DIRECTION ::
Reproduce all of the data exactly, with no line skipped.

TASK MATERIAL ::

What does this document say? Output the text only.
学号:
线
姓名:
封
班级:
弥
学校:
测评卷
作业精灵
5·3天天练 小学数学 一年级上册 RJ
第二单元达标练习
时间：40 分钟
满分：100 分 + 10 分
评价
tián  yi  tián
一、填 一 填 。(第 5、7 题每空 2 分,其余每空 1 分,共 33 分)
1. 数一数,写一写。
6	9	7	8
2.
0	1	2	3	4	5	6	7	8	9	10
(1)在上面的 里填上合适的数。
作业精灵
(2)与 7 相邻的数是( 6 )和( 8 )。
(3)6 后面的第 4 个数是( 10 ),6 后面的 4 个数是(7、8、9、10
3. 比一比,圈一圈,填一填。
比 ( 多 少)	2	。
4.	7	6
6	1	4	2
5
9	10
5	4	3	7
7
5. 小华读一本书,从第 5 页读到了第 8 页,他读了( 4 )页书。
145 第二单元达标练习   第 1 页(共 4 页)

ANSWER TO THE TASK ::
What does this document say? Output the text only.
学号:
线
姓名:
封
班级:
弥
学校:
测评卷
作业精灵
5·3天天练 小学数学 一年级上册 RJ
第二单元达标练习
时间：40 分钟
满分：100 分 + 10 分
评价
tián  yi  tián
一、填 一 填 。(第 5、7 题每空 2 分,其余每空 1 分,共 33 分)
1. 数一数,写一写。
6	9	7	8
2.
0	1	2	3	4	5	6	7	8	9	10
(1)在上面的 里填上合适的数。
作业精灵
(2)与 7 相邻的数是( 6 )和( 8 )。
(3)6 后面的第 4 个数是( 10 ),6 后面的 4 个数是(7、8、9、10
3. 比一比,圈一圈,填一填。
比 ( 多 少)	2	。
4.	7	6
6	1	4	2
5
9	10
5	4	3	7
7
5. 小华读一本书,从第 5 页读到了第 8 页,他读了( 4 )页书。
145 第二单元达标练习   第 1 页(共 4 页)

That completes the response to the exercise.